— Begin —
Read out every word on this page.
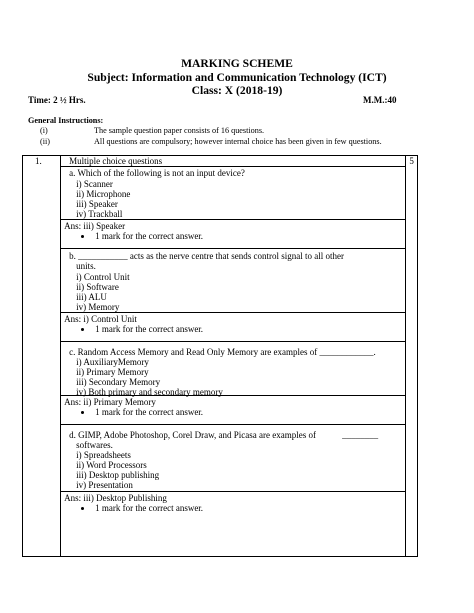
MARKING SCHEME
Subject: Information and Communication Technology (ICT)
Class: X (2018-19)
Time: 2 ½ Hrs.	M.M.:40
General Instructions:
(i)	The sample question paper consists of 16 questions.
(ii)	All questions are compulsory; however internal choice has been given in few questions.
1.	Multiple choice questions	5

a. Which of the following is not an input device?
i) Scanner
ii) Microphone
iii) Speaker
iv) Trackball

Ans: iii) Speaker
1 mark for the correct answer.

b. ___________ acts as the nerve centre that sends control signal to all other
units.
i) Control Unit
ii) Software
iii) ALU
iv) Memory

Ans: i) Control Unit
1 mark for the correct answer.

c. Random Access Memory and Read Only Memory are examples of ____________.
i) AuxiliaryMemory
ii) Primary Memory
iii) Secondary Memory
iv) Both primary and secondary memory

Ans: ii) Primary Memory
1 mark for the correct answer.

d. GIMP, Adobe Photoshop, Corel Draw, and Picasa are examples of	________
softwares.
i) Spreadsheets
ii) Word Processors
iii) Desktop publishing
iv) Presentation

Ans: iii) Desktop Publishing
1 mark for the correct answer.
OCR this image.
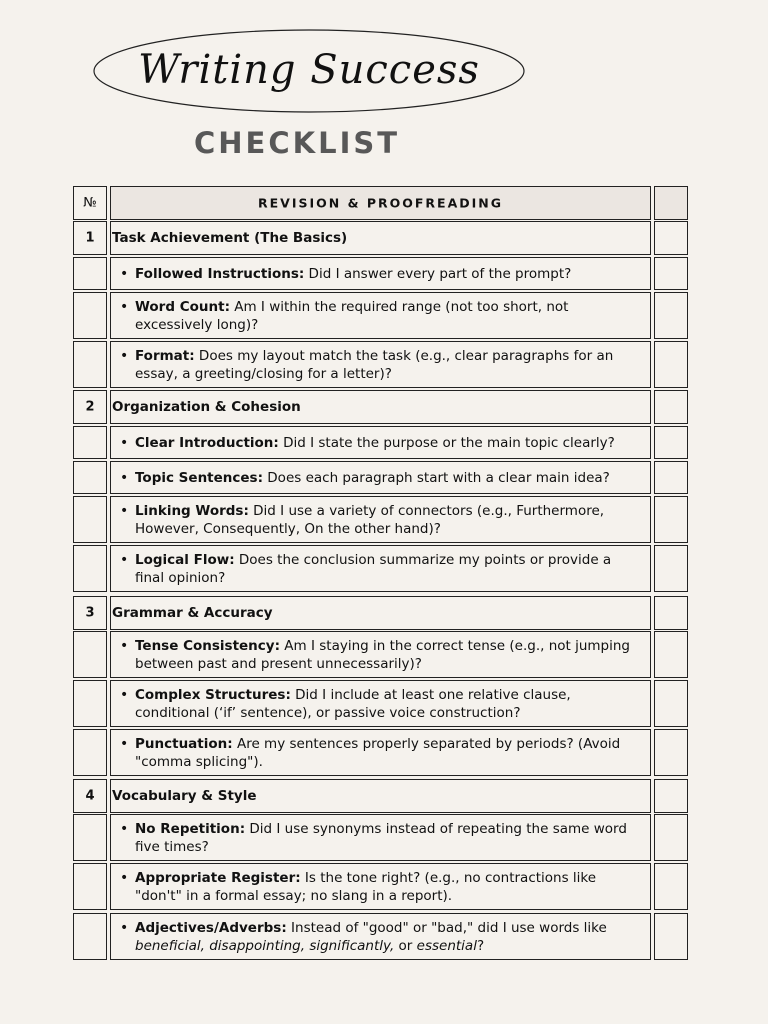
Writing Success
CHECKLIST
№	REVISION & PROOFREADING
1	Task Achievement (The Basics)
• Followed Instructions: Did I answer every part of the prompt?
• Word Count: Am I within the required range (not too short, not excessively long)?
• Format: Does my layout match the task (e.g., clear paragraphs for an essay, a greeting/closing for a letter)?
2	Organization & Cohesion
• Clear Introduction: Did I state the purpose or the main topic clearly?
• Topic Sentences: Does each paragraph start with a clear main idea?
• Linking Words: Did I use a variety of connectors (e.g., Furthermore, However, Consequently, On the other hand)?
• Logical Flow: Does the conclusion summarize my points or provide a final opinion?
3	Grammar & Accuracy
• Tense Consistency: Am I staying in the correct tense (e.g., not jumping between past and present unnecessarily)?
• Complex Structures: Did I include at least one relative clause, conditional (‘if’ sentence), or passive voice construction?
• Punctuation: Are my sentences properly separated by periods? (Avoid "comma splicing").
4	Vocabulary & Style
• No Repetition: Did I use synonyms instead of repeating the same word five times?
• Appropriate Register: Is the tone right? (e.g., no contractions like "don't" in a formal essay; no slang in a report).
• Adjectives/Adverbs: Instead of "good" or "bad," did I use words like beneficial, disappointing, significantly, or essential?
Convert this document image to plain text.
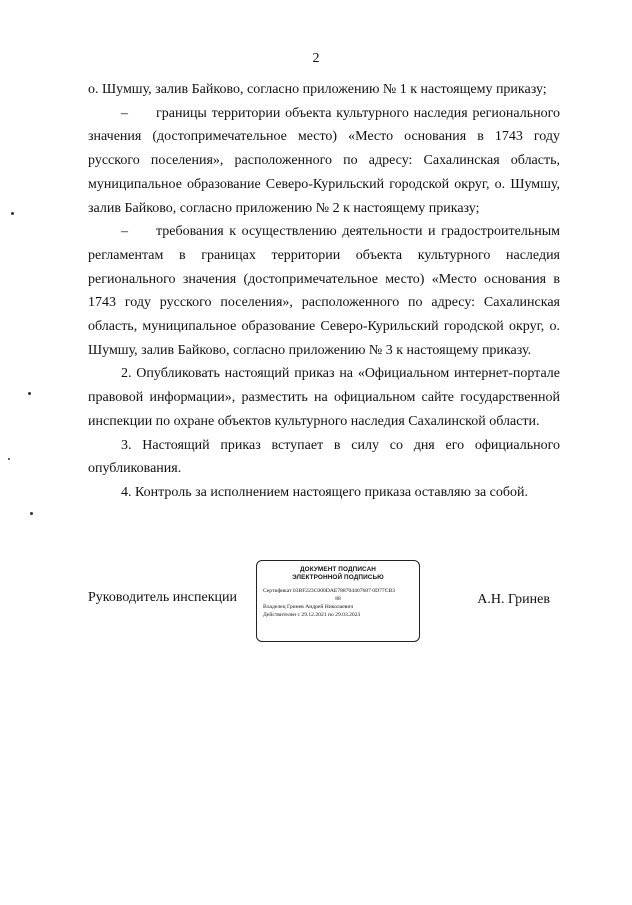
2

о. Шумшу, залив Байково, согласно приложению № 1 к настоящему приказу;

–  границы территории объекта культурного наследия регионального значения (достопримечательное место) «Место основания в 1743 году русского поселения», расположенного по адресу: Сахалинская область, муниципальное образование Северо-Курильский городской округ, о. Шумшу, залив Байково, согласно приложению № 2 к настоящему приказу;

–  требования к осуществлению деятельности и градостроительным регламентам в границах территории объекта культурного наследия регионального значения (достопримечательное место) «Место основания в 1743 году русского поселения», расположенного по адресу: Сахалинская область, муниципальное образование Северо-Курильский городской округ, о. Шумшу, залив Байково, согласно приложению № 3 к настоящему приказу.

2. Опубликовать настоящий приказ на «Официальном интернет-портале правовой информации», разместить на официальном сайте государственной инспекции по охране объектов культурного наследия Сахалинской области.

3. Настоящий приказ вступает в силу со дня его официального опубликования.

4. Контроль за исполнением настоящего приказа оставляю за собой.

Руководитель инспекции
ДОКУМЕНТ ПОДПИСАН
ЭЛЕКТРОННОЙ ПОДПИСЬЮ
Сертификат 03BF223C000DAE788704407687 0D77CB3
88
Владелец Гринев Андрей Николаевич
Действителен с 29.12.2021 по 29.03.2023
А.Н. Гринев
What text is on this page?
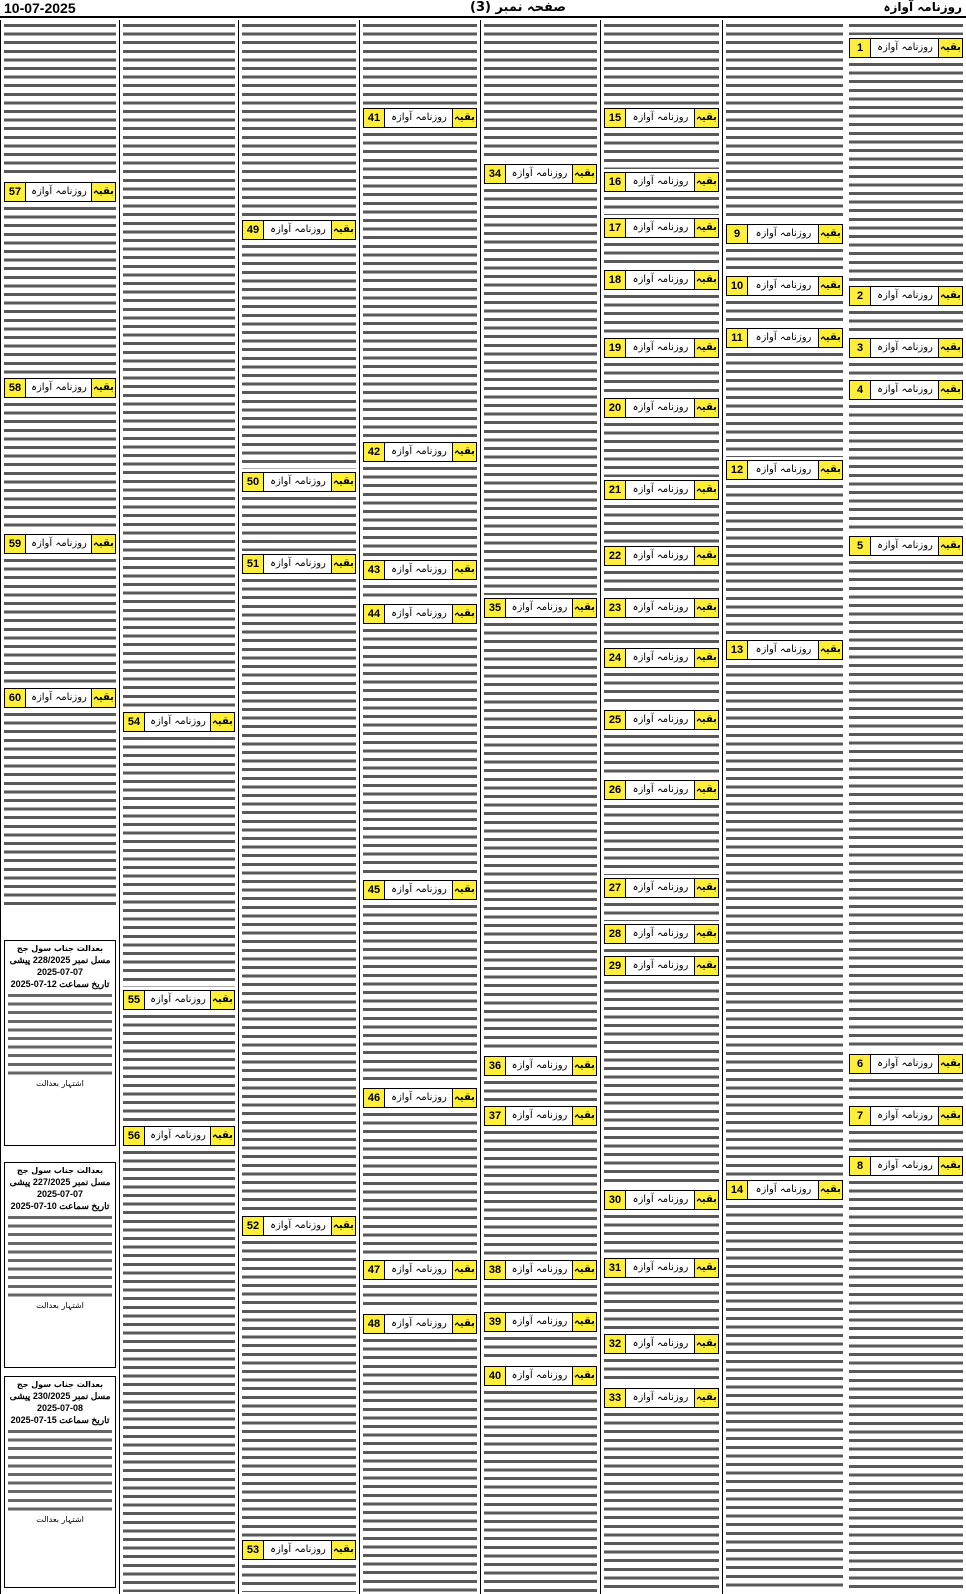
10-07-2025	صفحہ نمبر (3)	روزنامہ آوازہ
1	روزنامہ آوازہ بقیہ
2	روزنامہ آوازہ بقیہ
3	روزنامہ آوازہ بقیہ
4	روزنامہ آوازہ بقیہ
5	روزنامہ آوازہ بقیہ
6	روزنامہ آوازہ بقیہ
7	روزنامہ آوازہ بقیہ
8	روزنامہ آوازہ بقیہ
9	روزنامہ آوازہ بقیہ
10	روزنامہ آوازہ بقیہ
11	روزنامہ آوازہ بقیہ
12	روزنامہ آوازہ بقیہ
13	روزنامہ آوازہ بقیہ
14	روزنامہ آوازہ بقیہ
15	روزنامہ آوازہ بقیہ
16	روزنامہ آوازہ بقیہ
17	روزنامہ آوازہ بقیہ
18	روزنامہ آوازہ بقیہ
19	روزنامہ آوازہ بقیہ
20	روزنامہ آوازہ بقیہ
21	روزنامہ آوازہ بقیہ
22	روزنامہ آوازہ بقیہ
23	روزنامہ آوازہ بقیہ
24	روزنامہ آوازہ بقیہ
25	روزنامہ آوازہ بقیہ
26	روزنامہ آوازہ بقیہ
27	روزنامہ آوازہ بقیہ
28	روزنامہ آوازہ بقیہ
29	روزنامہ آوازہ بقیہ
30	روزنامہ آوازہ بقیہ
31	روزنامہ آوازہ بقیہ
32	روزنامہ آوازہ بقیہ
33	روزنامہ آوازہ بقیہ
34	روزنامہ آوازہ بقیہ
35	روزنامہ آوازہ بقیہ
36	روزنامہ آوازہ بقیہ
37	روزنامہ آوازہ بقیہ
38	روزنامہ آوازہ بقیہ
39	روزنامہ آوازہ بقیہ
40	روزنامہ آوازہ بقیہ
41	روزنامہ آوازہ بقیہ
42	روزنامہ آوازہ بقیہ
43	روزنامہ آوازہ بقیہ
44	روزنامہ آوازہ بقیہ
45	روزنامہ آوازہ بقیہ
46	روزنامہ آوازہ بقیہ
47	روزنامہ آوازہ بقیہ
48	روزنامہ آوازہ بقیہ
49	روزنامہ آوازہ بقیہ
50	روزنامہ آوازہ بقیہ
51	روزنامہ آوازہ بقیہ
52	روزنامہ آوازہ بقیہ
53	روزنامہ آوازہ بقیہ
54 روزنامہ آوازہ بقیہ
55 روزنامہ آوازہ بقیہ
56 روزنامہ آوازہ بقیہ
57 روزنامہ آوازہ بقیہ
58 روزنامہ آوازہ بقیہ
59 روزنامہ آوازہ بقیہ
60 روزنامہ آوازہ بقیہ
بعدالت جناب سول جج
مسل نمبر 228/2025 پیشی 07-07-2025
تاریخ سماعت 12-07-2025
اشتہار بعدالت
بعدالت جناب سول جج
مسل نمبر 227/2025 پیشی 07-07-2025
تاریخ سماعت 10-07-2025
اشتہار بعدالت
بعدالت جناب سول جج
مسل نمبر 230/2025 پیشی 08-07-2025
تاریخ سماعت 15-07-2025
اشتہار بعدالت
— End —
Make an exact copy of every entry above, minus the images.

* ANSWER TO THIS TASK:
Read out every word on this page.
MARKING SCHEME
Subject: Information and Communication Technology (ICT)
Class: X (2018-19)
Time: 2 ½ Hrs.	M.M.:40
General Instructions:
(i)	The sample question paper consists of 16 questions.
(ii)	All questions are compulsory; however internal choice has been given in few questions.
1.	Multiple choice questions	5

a. Which of the following is not an input device?
i) Scanner
ii) Microphone
iii) Speaker
iv) Trackball

Ans: iii) Speaker
1 mark for the correct answer.

b. ___________ acts as the nerve centre that sends control signal to all other
units.
i) Control Unit
ii) Software
iii) ALU
iv) Memory

Ans: i) Control Unit
1 mark for the correct answer.

c. Random Access Memory and Read Only Memory are examples of ____________.
i) AuxiliaryMemory
ii) Primary Memory
iii) Secondary Memory
iv) Both primary and secondary memory

Ans: ii) Primary Memory
1 mark for the correct answer.

d. GIMP, Adobe Photoshop, Corel Draw, and Picasa are examples of	________
softwares.
i) Spreadsheets
ii) Word Processors
iii) Desktop publishing
iv) Presentation

Ans: iii) Desktop Publishing
1 mark for the correct answer.
OCR this image.
Writing Success
CHECKLIST
№	REVISION & PROOFREADING
1	Task Achievement (The Basics)
• Followed Instructions: Did I answer every part of the prompt?
• Word Count: Am I within the required range (not too short, not excessively long)?
• Format: Does my layout match the task (e.g., clear paragraphs for an essay, a greeting/closing for a letter)?
2	Organization & Cohesion
• Clear Introduction: Did I state the purpose or the main topic clearly?
• Topic Sentences: Does each paragraph start with a clear main idea?
• Linking Words: Did I use a variety of connectors (e.g., Furthermore, However, Consequently, On the other hand)?
• Logical Flow: Does the conclusion summarize my points or provide a final opinion?
3	Grammar & Accuracy
• Tense Consistency: Am I staying in the correct tense (e.g., not jumping between past and present unnecessarily)?
• Complex Structures: Did I include at least one relative clause, conditional (‘if’ sentence), or passive voice construction?
• Punctuation: Are my sentences properly separated by periods? (Avoid "comma splicing").
4	Vocabulary & Style
• No Repetition: Did I use synonyms instead of repeating the same word five times?
• Appropriate Register: Is the tone right? (e.g., no contractions like "don't" in a formal essay; no slang in a report).
• Adjectives/Adverbs: Instead of "good" or "bad," did I use words like beneficial, disappointing, significantly, or essential?
Convert this document image to plain text.
2

о. Шумшу, залив Байково, согласно приложению № 1 к настоящему приказу;

–  границы территории объекта культурного наследия регионального значения (достопримечательное место) «Место основания в 1743 году русского поселения», расположенного по адресу: Сахалинская область, муниципальное образование Северо-Курильский городской округ, о. Шумшу, залив Байково, согласно приложению № 2 к настоящему приказу;

–  требования к осуществлению деятельности и градостроительным регламентам в границах территории объекта культурного наследия регионального значения (достопримечательное место) «Место основания в 1743 году русского поселения», расположенного по адресу: Сахалинская область, муниципальное образование Северо-Курильский городской округ, о. Шумшу, залив Байково, согласно приложению № 3 к настоящему приказу.

2. Опубликовать настоящий приказ на «Официальном интернет-портале правовой информации», разместить на официальном сайте государственной инспекции по охране объектов культурного наследия Сахалинской области.

3. Настоящий приказ вступает в силу со дня его официального опубликования.

4. Контроль за исполнением настоящего приказа оставляю за собой.

Руководитель инспекции
ДОКУМЕНТ ПОДПИСАН
ЭЛЕКТРОННОЙ ПОДПИСЬЮ
Сертификат 03BF223C000DAE788704407687 0D77CB3
88
Владелец Гринев Андрей Николаевич
Действителен с 29.12.2021 по 29.03.2023
А.Н. Гринев
What text is on this page?
10-07-2025	صفحہ نمبر (3)	روزنامہ آوازہ
1	روزنامہ آوازہ بقیہ
2	روزنامہ آوازہ بقیہ
3	روزنامہ آوازہ بقیہ
4	روزنامہ آوازہ بقیہ
5	روزنامہ آوازہ بقیہ
6	روزنامہ آوازہ بقیہ
7	روزنامہ آوازہ بقیہ
8	روزنامہ آوازہ بقیہ
9	روزنامہ آوازہ بقیہ
10	روزنامہ آوازہ بقیہ
11	روزنامہ آوازہ بقیہ
12	روزنامہ آوازہ بقیہ
13	روزنامہ آوازہ بقیہ
14	روزنامہ آوازہ بقیہ
15	روزنامہ آوازہ بقیہ
16	روزنامہ آوازہ بقیہ
17	روزنامہ آوازہ بقیہ
18	روزنامہ آوازہ بقیہ
19	روزنامہ آوازہ بقیہ
20	روزنامہ آوازہ بقیہ
21	روزنامہ آوازہ بقیہ
22	روزنامہ آوازہ بقیہ
23	روزنامہ آوازہ بقیہ
24	روزنامہ آوازہ بقیہ
25	روزنامہ آوازہ بقیہ
26	روزنامہ آوازہ بقیہ
27	روزنامہ آوازہ بقیہ
28	روزنامہ آوازہ بقیہ
29	روزنامہ آوازہ بقیہ
30	روزنامہ آوازہ بقیہ
31	روزنامہ آوازہ بقیہ
32	روزنامہ آوازہ بقیہ
33	روزنامہ آوازہ بقیہ
34	روزنامہ آوازہ بقیہ
35	روزنامہ آوازہ بقیہ
36	روزنامہ آوازہ بقیہ
37	روزنامہ آوازہ بقیہ
38	روزنامہ آوازہ بقیہ
39	روزنامہ آوازہ بقیہ
40	روزنامہ آوازہ بقیہ
41	روزنامہ آوازہ بقیہ
42	روزنامہ آوازہ بقیہ
43	روزنامہ آوازہ بقیہ
44	روزنامہ آوازہ بقیہ
45	روزنامہ آوازہ بقیہ
46	روزنامہ آوازہ بقیہ
47	روزنامہ آوازہ بقیہ
48	روزنامہ آوازہ بقیہ
49	روزنامہ آوازہ بقیہ
50	روزنامہ آوازہ بقیہ
51	روزنامہ آوازہ بقیہ
52	روزنامہ آوازہ بقیہ
53	روزنامہ آوازہ بقیہ
54 روزنامہ آوازہ بقیہ
55 روزنامہ آوازہ بقیہ
56 روزنامہ آوازہ بقیہ
57 روزنامہ آوازہ بقیہ
58 روزنامہ آوازہ بقیہ
59 روزنامہ آوازہ بقیہ
60 روزنامہ آوازہ بقیہ
بعدالت جناب سول جج
مسل نمبر 228/2025 پیشی 07-07-2025
تاریخ سماعت 12-07-2025
اشتہار بعدالت
بعدالت جناب سول جج
مسل نمبر 227/2025 پیشی 07-07-2025
تاریخ سماعت 10-07-2025
اشتہار بعدالت
بعدالت جناب سول جج
مسل نمبر 230/2025 پیشی 08-07-2025
تاریخ سماعت 15-07-2025
اشتہار بعدالت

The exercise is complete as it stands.